- Written task:
Take each line containing the word "żyje" and copy it.

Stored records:

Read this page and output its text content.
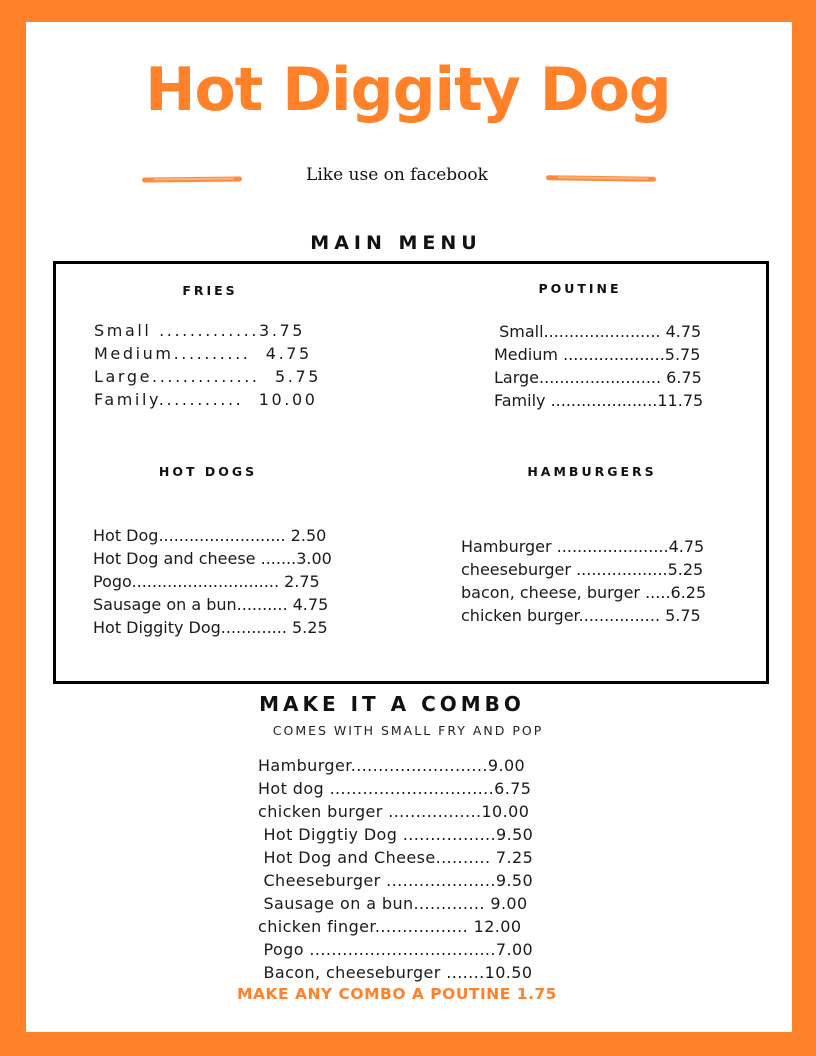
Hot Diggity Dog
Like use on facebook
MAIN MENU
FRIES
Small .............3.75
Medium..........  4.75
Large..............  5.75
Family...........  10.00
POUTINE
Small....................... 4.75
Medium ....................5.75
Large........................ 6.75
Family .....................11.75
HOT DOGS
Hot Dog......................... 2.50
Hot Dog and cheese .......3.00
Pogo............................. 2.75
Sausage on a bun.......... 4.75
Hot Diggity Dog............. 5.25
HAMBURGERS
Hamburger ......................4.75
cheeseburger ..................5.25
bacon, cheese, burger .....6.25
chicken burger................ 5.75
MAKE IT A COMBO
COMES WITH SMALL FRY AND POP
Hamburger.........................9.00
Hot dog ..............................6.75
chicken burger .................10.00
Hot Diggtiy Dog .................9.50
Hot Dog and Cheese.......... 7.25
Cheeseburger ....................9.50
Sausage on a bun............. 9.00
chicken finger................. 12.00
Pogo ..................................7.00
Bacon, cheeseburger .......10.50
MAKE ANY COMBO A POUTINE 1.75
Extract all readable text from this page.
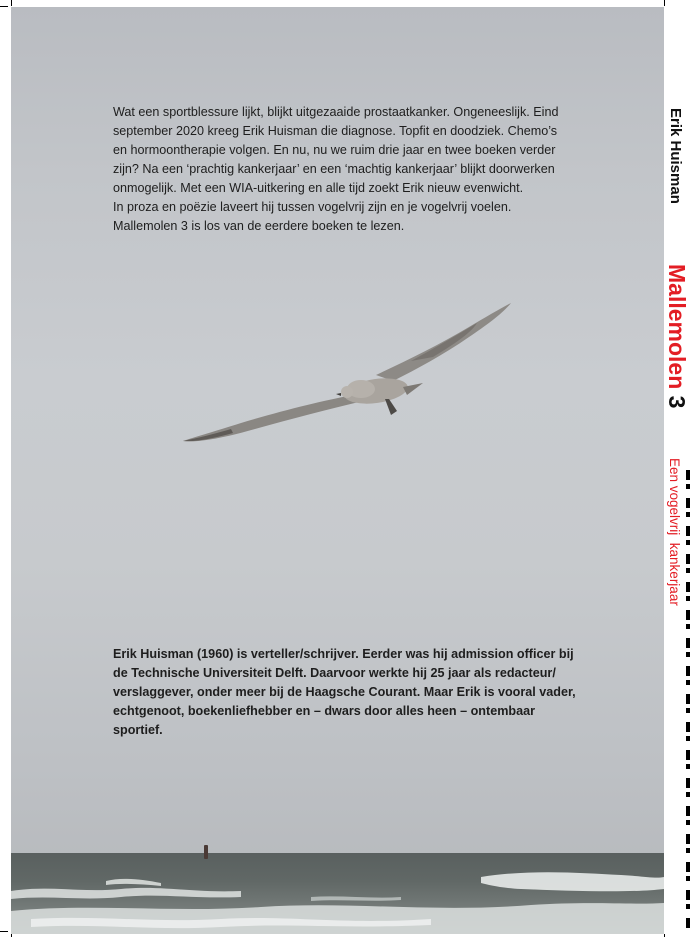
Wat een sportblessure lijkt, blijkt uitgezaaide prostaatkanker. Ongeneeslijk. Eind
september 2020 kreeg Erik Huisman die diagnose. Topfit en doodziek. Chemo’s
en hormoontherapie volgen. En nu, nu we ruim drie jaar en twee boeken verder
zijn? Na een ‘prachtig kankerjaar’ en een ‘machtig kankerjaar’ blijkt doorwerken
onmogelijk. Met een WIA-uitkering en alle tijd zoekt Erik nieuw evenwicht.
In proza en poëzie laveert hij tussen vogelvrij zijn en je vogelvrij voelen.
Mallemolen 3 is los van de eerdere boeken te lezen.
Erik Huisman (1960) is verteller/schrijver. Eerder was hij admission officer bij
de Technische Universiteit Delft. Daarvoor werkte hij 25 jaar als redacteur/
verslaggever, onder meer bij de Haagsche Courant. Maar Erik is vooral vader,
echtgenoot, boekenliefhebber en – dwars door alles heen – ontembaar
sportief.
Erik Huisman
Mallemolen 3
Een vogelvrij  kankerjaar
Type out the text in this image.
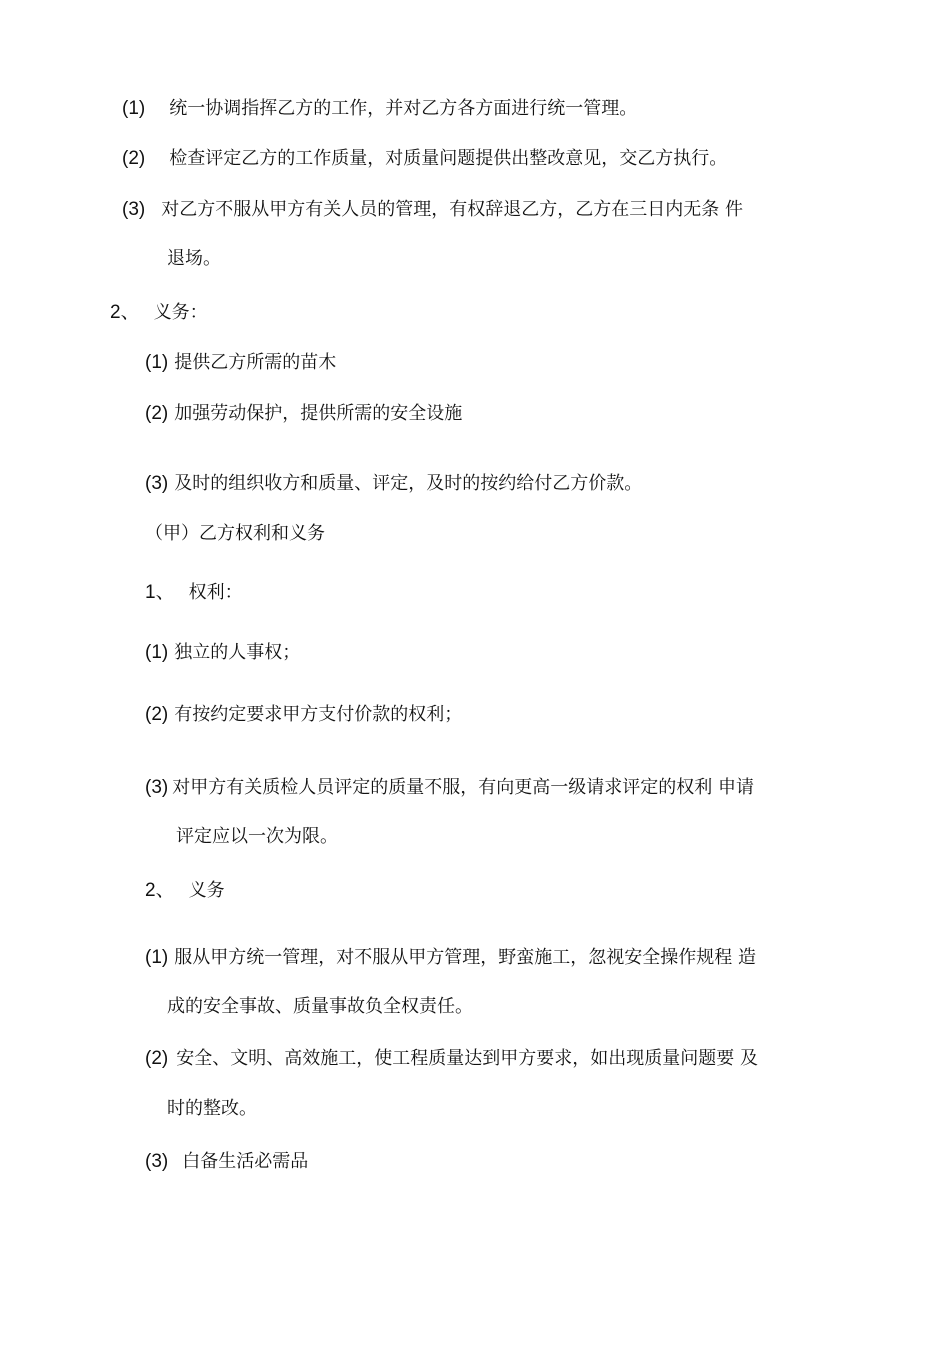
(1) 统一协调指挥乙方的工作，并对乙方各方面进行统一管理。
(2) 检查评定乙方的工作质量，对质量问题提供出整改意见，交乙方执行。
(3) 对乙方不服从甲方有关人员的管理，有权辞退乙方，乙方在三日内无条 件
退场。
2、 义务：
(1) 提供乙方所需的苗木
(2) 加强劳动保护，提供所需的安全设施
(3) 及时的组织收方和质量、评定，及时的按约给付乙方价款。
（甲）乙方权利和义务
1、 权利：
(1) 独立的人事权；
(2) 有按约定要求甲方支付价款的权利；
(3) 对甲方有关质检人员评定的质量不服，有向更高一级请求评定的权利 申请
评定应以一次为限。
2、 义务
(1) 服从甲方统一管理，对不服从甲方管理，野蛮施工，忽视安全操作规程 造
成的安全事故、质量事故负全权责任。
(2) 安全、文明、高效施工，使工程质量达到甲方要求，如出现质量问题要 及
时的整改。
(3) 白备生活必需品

--

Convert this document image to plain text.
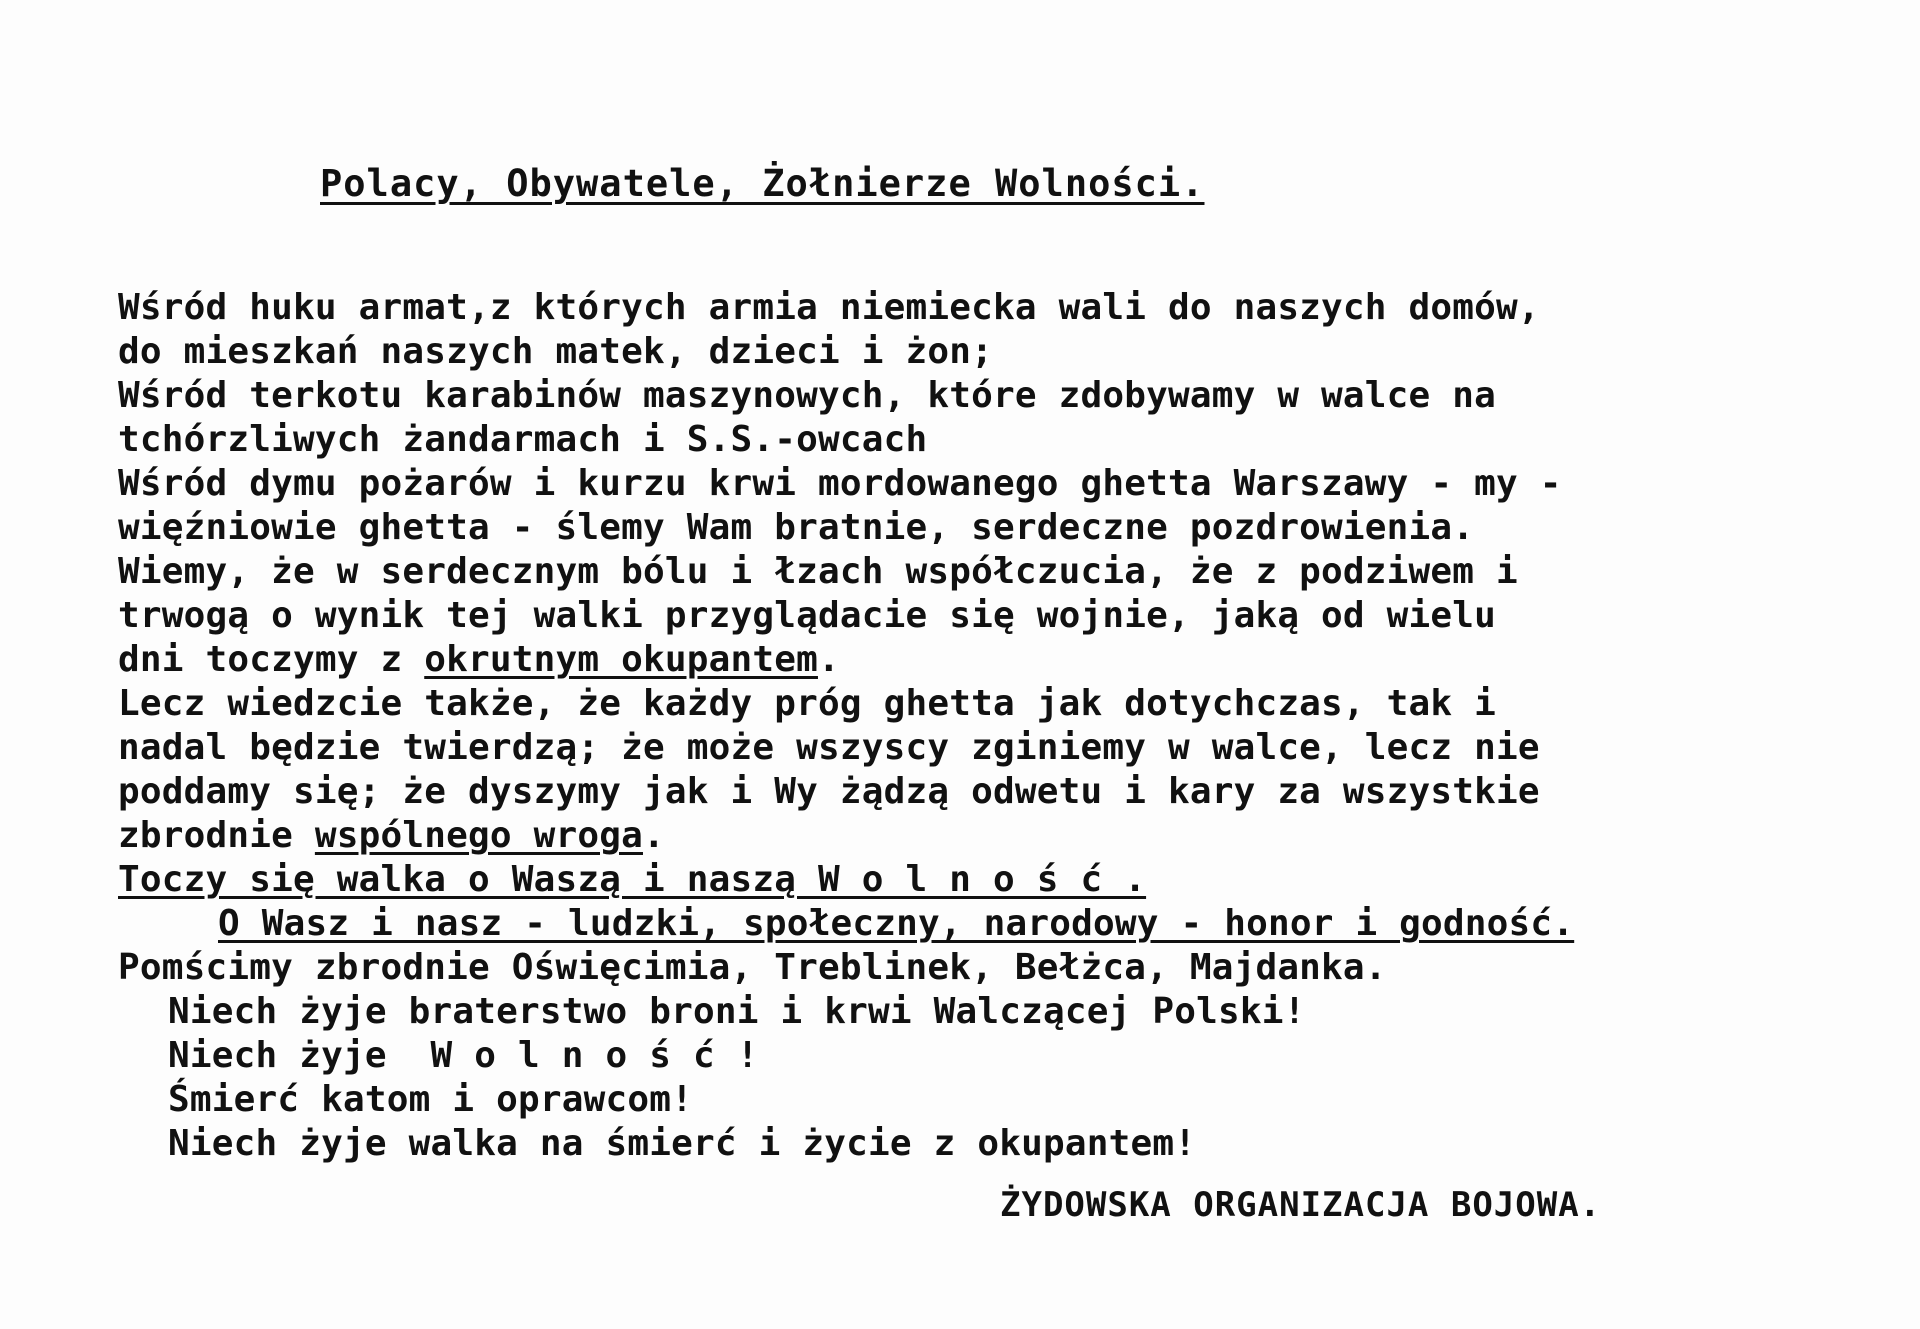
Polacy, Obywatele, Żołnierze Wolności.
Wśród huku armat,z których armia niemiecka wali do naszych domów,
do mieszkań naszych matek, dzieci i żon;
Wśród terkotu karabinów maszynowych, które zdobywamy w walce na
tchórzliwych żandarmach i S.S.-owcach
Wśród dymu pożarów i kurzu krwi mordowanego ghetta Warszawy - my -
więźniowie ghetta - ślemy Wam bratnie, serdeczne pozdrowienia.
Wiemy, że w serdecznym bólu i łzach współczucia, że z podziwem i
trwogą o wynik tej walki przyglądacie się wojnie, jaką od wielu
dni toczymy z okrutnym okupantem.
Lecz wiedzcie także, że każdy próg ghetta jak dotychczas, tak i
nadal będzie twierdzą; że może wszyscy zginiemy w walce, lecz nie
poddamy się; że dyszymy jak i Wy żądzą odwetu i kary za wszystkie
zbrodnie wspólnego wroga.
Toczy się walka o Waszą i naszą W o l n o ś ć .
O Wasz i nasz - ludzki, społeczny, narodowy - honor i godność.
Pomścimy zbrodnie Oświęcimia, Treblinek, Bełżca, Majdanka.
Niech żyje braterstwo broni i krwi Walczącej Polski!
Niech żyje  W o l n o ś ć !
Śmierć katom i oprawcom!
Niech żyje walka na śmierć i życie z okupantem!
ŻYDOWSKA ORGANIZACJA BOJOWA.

- Completed exercise:
Niech żyje braterstwo broni i krwi Walczącej Polski!
Niech żyje  W o l n o ś ć !
Niech żyje walka na śmierć i życie z okupantem!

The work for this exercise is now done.